[Exercise prompt] Gather up every line that includes the string "палі".

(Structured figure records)
■ ■ ■ ■ ■
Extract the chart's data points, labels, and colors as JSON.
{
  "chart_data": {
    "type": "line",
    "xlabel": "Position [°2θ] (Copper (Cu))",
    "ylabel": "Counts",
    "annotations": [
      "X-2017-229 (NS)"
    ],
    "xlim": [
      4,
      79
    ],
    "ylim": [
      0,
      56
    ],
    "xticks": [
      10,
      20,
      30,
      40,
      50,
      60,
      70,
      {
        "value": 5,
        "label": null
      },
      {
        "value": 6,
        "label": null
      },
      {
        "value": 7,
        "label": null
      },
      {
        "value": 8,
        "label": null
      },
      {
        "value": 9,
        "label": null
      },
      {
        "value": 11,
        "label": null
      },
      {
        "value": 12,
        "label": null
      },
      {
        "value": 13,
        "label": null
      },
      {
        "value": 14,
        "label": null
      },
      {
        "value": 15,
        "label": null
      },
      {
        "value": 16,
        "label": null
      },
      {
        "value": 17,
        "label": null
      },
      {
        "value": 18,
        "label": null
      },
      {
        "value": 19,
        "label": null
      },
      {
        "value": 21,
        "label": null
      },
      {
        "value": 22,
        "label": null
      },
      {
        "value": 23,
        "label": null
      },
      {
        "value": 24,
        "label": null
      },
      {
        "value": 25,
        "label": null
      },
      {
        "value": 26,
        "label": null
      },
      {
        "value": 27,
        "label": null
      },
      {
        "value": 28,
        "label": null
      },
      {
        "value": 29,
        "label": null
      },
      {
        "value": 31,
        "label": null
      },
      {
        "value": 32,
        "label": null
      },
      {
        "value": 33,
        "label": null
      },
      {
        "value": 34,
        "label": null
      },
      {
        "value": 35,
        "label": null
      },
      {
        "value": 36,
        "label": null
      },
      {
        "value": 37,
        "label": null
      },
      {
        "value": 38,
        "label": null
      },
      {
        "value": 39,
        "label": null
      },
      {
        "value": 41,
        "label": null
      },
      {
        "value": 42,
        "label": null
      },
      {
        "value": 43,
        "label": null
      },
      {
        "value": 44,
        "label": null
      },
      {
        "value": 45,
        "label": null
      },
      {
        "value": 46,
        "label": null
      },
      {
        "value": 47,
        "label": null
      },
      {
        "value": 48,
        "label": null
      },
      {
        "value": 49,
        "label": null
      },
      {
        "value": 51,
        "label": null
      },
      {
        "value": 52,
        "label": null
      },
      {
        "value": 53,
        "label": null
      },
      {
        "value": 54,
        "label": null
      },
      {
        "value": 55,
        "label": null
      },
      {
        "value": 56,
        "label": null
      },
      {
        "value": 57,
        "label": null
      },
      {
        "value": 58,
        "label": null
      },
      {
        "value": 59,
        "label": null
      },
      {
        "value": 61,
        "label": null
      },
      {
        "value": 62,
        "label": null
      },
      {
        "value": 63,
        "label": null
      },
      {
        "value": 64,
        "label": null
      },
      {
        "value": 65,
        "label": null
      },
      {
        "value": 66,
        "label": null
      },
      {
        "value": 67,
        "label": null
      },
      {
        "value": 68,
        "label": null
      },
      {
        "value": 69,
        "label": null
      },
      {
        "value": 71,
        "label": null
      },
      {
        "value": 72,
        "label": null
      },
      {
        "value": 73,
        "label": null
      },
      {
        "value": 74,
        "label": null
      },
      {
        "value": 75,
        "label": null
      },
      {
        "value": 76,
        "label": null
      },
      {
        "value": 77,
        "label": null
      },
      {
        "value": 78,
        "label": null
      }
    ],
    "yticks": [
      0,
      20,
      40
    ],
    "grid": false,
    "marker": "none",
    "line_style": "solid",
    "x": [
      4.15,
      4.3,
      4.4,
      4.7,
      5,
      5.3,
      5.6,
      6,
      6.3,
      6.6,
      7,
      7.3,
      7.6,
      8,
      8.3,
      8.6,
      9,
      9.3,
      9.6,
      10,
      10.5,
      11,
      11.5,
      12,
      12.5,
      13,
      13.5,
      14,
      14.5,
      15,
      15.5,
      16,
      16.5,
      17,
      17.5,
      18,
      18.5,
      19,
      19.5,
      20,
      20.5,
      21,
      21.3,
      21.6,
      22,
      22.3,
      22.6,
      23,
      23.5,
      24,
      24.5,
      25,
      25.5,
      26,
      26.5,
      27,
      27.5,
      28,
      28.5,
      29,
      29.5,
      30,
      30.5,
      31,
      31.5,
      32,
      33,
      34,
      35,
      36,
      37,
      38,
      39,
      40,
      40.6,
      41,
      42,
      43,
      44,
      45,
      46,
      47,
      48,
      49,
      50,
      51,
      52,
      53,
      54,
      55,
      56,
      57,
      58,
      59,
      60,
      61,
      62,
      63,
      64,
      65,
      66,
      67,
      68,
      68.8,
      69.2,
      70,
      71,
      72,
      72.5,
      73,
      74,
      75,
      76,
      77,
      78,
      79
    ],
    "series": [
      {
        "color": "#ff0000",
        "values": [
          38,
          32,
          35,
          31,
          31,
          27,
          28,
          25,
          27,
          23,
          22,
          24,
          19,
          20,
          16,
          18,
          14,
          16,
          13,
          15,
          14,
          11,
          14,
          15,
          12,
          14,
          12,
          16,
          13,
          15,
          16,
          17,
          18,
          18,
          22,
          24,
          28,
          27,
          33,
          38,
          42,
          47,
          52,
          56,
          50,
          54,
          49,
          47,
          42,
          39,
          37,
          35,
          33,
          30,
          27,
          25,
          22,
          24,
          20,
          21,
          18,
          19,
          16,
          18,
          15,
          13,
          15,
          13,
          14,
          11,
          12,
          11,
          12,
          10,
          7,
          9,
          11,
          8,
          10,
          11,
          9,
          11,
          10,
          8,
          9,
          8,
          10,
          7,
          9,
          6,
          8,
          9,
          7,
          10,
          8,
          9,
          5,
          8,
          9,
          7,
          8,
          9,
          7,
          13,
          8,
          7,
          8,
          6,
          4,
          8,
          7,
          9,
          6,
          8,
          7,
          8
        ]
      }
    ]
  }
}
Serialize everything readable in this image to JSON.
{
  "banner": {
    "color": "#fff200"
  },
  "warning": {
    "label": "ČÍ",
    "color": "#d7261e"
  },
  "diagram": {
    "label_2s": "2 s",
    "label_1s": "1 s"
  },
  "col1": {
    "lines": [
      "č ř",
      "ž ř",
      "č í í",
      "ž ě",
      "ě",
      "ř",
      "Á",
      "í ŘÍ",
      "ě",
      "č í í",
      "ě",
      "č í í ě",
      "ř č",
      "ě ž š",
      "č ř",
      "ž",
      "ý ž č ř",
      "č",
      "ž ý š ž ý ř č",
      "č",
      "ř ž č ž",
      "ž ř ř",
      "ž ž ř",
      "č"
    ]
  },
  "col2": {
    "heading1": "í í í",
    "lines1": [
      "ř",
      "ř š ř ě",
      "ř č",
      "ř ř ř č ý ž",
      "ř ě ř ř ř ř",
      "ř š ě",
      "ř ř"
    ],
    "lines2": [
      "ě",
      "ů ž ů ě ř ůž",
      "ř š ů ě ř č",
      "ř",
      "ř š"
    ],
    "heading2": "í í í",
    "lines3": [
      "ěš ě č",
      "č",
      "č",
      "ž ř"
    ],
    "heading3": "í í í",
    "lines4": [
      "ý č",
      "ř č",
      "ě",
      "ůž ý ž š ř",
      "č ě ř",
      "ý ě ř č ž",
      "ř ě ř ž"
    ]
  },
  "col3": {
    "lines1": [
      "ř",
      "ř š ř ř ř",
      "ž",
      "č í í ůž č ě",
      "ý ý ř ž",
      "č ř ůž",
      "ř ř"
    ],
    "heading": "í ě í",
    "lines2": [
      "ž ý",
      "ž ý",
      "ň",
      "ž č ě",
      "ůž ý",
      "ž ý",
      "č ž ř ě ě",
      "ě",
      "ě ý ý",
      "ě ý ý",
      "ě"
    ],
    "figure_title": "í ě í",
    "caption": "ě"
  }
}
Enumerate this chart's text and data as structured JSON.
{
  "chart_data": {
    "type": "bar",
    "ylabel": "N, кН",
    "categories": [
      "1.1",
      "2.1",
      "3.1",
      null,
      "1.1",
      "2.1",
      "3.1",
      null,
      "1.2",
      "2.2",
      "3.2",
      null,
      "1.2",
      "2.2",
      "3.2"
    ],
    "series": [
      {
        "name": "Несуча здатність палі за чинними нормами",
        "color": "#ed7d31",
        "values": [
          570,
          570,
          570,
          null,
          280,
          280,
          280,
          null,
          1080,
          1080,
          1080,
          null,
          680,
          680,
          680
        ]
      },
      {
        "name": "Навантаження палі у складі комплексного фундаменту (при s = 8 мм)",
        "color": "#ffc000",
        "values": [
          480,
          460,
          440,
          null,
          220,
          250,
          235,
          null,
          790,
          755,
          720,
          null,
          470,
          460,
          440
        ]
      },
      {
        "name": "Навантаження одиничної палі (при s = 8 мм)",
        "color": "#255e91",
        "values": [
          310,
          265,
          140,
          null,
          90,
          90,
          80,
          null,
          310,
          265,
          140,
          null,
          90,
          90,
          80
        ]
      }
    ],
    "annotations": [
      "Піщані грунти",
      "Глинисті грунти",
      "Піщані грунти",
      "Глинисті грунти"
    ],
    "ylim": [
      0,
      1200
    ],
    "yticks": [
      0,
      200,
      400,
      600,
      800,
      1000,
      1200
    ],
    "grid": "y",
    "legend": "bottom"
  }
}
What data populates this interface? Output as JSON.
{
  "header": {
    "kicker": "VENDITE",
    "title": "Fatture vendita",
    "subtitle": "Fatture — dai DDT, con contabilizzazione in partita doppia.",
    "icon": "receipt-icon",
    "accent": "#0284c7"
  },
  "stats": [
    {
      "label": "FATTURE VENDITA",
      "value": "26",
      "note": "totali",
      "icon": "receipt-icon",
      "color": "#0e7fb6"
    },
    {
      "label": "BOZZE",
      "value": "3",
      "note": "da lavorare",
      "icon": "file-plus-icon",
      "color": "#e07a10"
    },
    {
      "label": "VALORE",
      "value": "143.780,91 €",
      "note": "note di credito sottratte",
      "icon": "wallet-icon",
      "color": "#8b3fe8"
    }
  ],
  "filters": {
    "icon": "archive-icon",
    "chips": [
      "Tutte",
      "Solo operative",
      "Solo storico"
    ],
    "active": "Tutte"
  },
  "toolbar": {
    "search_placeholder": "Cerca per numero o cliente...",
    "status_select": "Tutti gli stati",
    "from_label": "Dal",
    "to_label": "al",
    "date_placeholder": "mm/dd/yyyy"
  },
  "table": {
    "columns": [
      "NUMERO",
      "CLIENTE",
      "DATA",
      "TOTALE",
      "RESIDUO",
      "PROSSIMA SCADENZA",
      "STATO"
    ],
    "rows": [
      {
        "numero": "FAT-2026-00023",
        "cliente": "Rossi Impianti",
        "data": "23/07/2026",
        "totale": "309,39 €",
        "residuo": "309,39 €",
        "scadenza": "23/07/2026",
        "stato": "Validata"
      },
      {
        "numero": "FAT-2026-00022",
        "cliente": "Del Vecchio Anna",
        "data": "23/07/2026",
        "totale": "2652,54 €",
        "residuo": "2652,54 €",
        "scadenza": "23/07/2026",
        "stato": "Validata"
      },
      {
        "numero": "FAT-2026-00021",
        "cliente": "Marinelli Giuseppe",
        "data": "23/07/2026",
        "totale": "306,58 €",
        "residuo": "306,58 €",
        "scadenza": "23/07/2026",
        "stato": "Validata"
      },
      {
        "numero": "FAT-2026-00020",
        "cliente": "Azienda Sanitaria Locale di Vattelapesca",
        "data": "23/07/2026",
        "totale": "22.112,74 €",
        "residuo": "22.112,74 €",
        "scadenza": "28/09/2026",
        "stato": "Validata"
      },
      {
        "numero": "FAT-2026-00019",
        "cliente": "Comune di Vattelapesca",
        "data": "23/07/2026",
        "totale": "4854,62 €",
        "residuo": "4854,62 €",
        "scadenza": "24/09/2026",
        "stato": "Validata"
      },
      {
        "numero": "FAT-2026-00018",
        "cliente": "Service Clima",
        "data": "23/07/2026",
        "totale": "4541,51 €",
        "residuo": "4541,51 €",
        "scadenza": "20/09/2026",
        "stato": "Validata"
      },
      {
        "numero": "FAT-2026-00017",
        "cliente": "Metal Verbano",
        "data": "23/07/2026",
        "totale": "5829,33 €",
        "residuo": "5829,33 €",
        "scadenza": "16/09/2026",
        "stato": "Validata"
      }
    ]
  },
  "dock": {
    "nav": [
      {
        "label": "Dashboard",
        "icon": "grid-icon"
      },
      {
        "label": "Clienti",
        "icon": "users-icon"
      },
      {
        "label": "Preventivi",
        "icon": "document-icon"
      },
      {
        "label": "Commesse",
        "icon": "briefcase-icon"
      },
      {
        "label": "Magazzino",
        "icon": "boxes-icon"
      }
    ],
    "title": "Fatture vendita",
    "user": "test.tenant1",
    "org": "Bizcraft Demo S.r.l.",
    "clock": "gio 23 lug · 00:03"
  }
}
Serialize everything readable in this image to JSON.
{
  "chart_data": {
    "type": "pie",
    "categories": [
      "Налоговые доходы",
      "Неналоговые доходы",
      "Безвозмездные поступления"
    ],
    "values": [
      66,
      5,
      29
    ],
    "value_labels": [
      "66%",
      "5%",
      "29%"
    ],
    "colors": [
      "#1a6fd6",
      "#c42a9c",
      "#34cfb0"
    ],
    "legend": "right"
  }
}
■ ■ ■ ■ ■
[Full solution]
        "name": "Несуча здатність палі за чинними нормами",
        "name": "Навантаження палі у складі комплексного фундаменту (при s = 8 мм)",
        "name": "Навантаження одиничної палі (при s = 8 мм)",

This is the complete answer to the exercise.